(Records excerpted from a collection)
###

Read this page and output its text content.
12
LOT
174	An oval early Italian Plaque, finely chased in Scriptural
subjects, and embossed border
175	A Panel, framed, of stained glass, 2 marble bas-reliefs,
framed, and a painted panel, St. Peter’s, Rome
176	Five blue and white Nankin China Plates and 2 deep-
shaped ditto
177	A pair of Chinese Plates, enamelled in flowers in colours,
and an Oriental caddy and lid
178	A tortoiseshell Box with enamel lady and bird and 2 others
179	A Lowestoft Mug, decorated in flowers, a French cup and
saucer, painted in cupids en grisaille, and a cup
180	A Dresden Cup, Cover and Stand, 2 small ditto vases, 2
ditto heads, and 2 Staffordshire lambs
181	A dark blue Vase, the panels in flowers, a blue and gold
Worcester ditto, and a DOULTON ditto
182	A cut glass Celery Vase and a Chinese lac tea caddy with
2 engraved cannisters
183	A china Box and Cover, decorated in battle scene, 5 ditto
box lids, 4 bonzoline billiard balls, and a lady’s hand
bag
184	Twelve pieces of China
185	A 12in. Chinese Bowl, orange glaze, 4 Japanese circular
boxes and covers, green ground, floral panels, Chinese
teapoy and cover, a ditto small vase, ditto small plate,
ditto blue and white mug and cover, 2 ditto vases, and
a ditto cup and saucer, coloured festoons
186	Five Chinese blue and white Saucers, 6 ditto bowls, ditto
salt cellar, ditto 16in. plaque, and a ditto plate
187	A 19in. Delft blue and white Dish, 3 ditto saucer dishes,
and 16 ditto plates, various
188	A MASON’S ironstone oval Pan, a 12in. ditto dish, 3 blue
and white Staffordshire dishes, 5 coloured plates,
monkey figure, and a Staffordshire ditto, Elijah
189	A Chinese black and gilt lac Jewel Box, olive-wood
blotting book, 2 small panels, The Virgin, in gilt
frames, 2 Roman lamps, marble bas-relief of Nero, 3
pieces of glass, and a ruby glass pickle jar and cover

###

Write down only how many lines in the listing contain the word "small".

3